# [DESCRIPTION OF THE TASK]
Pull every line with the word "Mage" out of the entries below.

# [EXERCISE DATA]
________

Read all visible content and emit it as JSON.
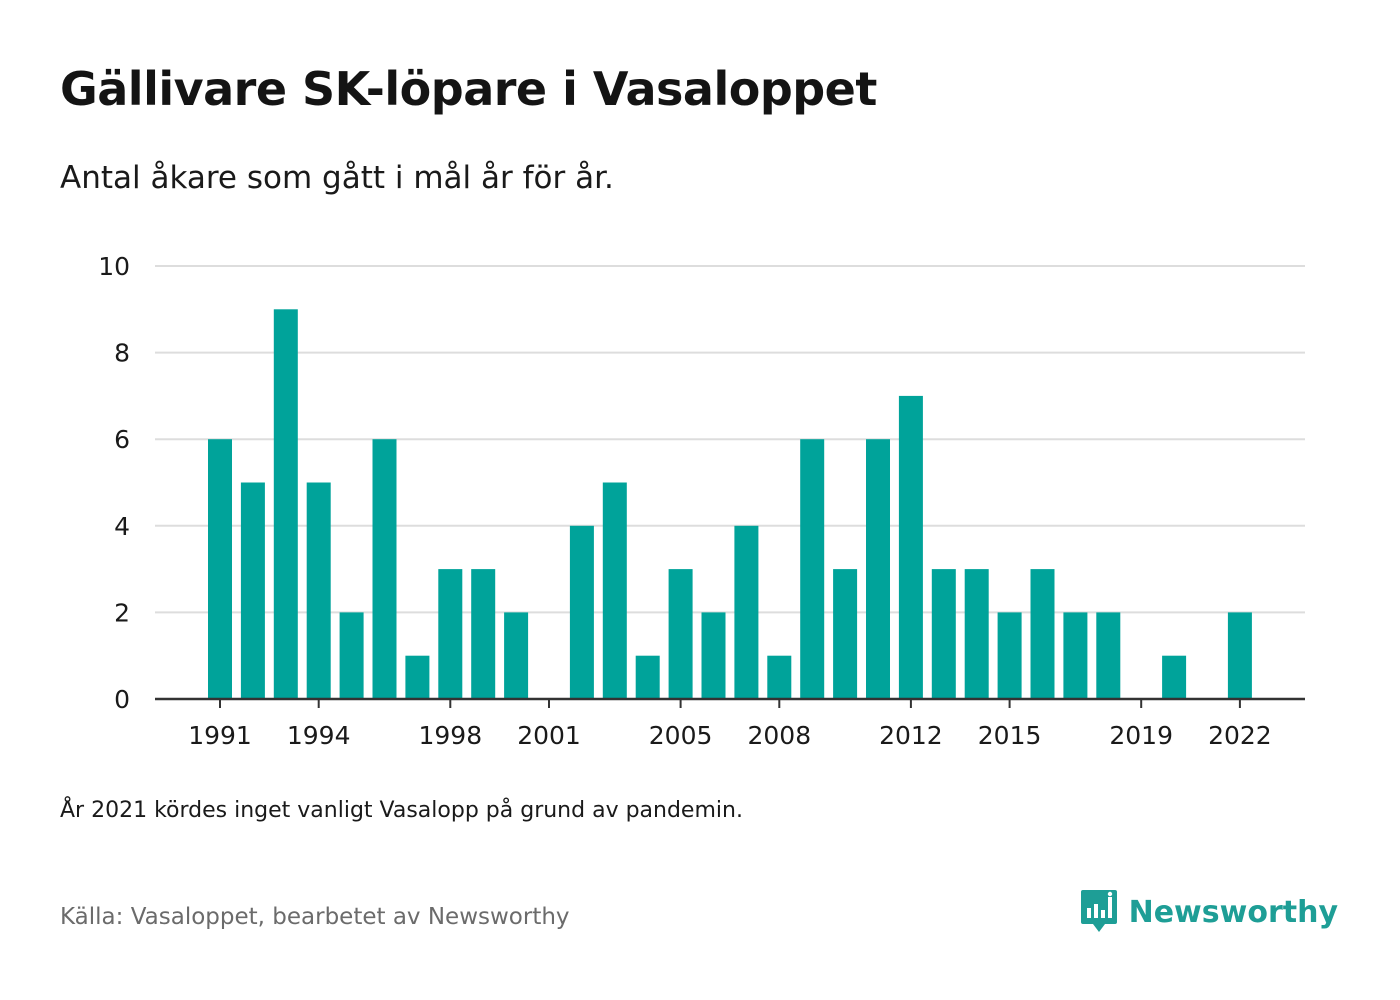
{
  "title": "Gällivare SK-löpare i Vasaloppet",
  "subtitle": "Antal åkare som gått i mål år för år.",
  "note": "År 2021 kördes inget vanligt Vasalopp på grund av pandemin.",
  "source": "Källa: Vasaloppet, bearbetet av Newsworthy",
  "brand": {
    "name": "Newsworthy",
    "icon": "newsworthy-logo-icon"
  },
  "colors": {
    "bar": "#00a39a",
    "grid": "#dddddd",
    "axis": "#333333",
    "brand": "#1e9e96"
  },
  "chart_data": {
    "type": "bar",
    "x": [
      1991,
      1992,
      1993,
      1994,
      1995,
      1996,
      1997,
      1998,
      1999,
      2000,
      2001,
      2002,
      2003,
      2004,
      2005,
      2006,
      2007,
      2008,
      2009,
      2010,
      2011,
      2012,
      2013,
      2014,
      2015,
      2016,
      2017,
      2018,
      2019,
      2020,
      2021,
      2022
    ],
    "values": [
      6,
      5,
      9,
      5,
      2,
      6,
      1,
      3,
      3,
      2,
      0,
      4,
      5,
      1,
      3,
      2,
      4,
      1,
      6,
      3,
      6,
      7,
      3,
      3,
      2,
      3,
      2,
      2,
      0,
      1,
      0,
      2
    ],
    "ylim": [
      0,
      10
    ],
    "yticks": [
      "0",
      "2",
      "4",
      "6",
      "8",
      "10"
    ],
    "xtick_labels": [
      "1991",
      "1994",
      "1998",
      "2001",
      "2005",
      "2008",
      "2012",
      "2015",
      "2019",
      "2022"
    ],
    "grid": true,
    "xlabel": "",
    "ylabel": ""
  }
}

________

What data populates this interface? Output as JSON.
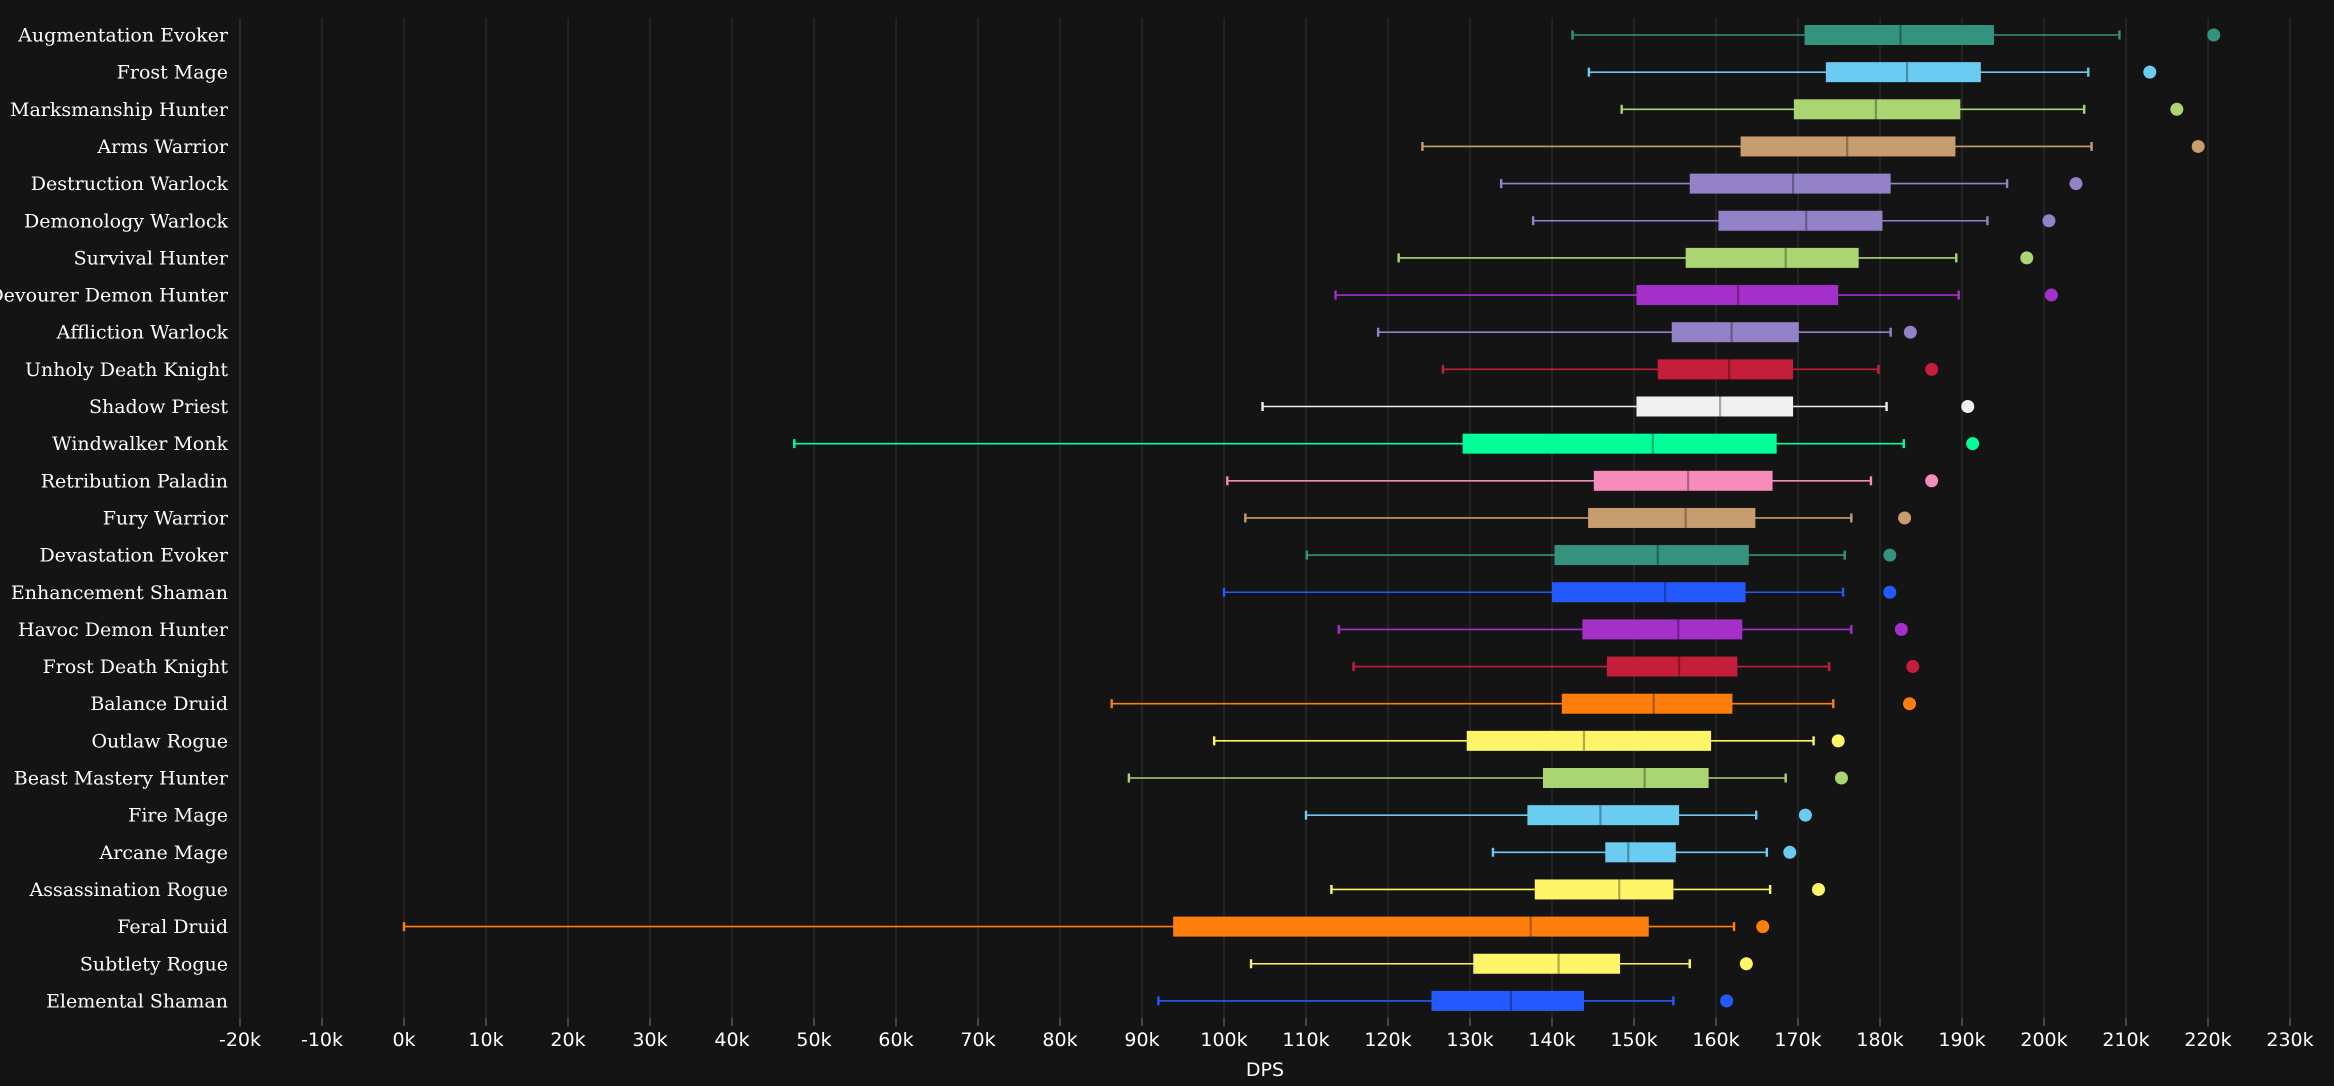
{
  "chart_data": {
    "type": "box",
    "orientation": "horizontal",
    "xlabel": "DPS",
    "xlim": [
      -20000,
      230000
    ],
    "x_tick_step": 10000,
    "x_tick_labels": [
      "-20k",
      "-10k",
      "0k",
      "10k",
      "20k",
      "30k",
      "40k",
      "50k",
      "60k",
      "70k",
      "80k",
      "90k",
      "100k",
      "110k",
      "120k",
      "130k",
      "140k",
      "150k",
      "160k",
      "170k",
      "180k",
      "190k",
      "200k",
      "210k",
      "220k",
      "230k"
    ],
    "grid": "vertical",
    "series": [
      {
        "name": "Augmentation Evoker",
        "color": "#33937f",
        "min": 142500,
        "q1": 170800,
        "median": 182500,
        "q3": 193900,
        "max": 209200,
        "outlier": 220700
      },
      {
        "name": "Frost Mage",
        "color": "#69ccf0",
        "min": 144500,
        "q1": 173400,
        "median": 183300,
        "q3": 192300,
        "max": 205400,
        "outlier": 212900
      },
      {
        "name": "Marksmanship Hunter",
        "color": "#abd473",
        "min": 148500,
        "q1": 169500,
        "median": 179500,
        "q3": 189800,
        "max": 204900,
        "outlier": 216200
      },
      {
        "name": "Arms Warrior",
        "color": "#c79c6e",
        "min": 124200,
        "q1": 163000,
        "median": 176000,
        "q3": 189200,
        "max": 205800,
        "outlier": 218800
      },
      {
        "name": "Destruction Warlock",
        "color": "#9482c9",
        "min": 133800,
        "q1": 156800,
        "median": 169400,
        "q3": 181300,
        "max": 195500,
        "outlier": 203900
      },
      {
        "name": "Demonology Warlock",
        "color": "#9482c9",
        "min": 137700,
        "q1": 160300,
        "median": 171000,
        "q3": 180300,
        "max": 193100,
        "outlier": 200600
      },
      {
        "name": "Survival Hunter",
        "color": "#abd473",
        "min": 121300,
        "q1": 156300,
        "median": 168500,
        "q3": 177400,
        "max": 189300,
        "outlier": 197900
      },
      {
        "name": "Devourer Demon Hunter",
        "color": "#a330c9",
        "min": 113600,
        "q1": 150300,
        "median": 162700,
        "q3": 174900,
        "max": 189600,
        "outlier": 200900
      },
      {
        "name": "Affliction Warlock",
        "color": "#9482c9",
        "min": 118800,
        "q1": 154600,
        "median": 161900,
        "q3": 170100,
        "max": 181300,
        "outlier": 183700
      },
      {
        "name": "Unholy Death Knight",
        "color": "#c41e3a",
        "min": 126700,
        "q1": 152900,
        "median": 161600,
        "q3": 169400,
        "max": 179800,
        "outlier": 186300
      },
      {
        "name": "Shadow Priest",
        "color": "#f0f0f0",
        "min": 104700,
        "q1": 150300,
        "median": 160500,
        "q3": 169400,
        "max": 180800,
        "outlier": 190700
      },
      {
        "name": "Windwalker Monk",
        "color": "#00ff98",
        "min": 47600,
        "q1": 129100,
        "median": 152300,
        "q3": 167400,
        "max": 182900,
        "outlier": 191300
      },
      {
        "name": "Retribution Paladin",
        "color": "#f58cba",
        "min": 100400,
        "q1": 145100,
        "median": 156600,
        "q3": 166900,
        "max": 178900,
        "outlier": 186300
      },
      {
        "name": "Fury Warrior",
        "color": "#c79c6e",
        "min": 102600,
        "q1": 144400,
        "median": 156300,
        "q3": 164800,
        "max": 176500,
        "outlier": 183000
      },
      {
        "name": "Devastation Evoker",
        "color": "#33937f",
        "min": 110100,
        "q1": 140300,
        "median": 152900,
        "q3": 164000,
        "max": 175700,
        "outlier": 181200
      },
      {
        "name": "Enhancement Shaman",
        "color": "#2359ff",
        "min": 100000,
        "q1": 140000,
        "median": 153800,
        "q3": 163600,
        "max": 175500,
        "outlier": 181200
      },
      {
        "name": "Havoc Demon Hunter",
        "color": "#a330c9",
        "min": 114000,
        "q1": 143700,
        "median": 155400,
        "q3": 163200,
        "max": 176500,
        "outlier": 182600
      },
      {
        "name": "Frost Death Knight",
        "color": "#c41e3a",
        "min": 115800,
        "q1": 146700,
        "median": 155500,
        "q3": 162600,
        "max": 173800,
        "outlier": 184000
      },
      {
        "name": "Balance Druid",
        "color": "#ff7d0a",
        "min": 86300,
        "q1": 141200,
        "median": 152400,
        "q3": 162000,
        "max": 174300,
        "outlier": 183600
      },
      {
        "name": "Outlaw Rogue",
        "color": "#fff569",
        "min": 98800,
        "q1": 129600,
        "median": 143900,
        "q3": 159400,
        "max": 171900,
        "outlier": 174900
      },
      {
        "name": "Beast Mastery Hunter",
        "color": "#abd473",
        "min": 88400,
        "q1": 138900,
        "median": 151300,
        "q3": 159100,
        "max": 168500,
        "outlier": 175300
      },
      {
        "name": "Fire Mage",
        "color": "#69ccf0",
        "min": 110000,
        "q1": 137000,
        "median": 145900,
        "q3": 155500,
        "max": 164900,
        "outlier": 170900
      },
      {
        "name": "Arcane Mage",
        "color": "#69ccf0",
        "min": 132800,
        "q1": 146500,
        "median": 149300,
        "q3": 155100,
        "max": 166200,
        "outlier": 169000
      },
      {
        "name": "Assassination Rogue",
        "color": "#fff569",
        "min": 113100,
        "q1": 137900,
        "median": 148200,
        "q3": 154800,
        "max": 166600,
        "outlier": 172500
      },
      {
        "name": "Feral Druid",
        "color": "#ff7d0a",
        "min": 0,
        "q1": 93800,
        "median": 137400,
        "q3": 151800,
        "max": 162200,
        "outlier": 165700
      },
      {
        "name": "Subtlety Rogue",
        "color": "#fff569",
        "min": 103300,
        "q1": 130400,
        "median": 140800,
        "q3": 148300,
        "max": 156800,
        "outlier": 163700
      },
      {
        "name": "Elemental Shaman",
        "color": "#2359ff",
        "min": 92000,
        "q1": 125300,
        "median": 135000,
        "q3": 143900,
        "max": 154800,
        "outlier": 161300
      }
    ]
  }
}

________

# [SOLUTION]
        "name": "Frost Mage",
        "name": "Fire Mage",
        "name": "Arcane Mage",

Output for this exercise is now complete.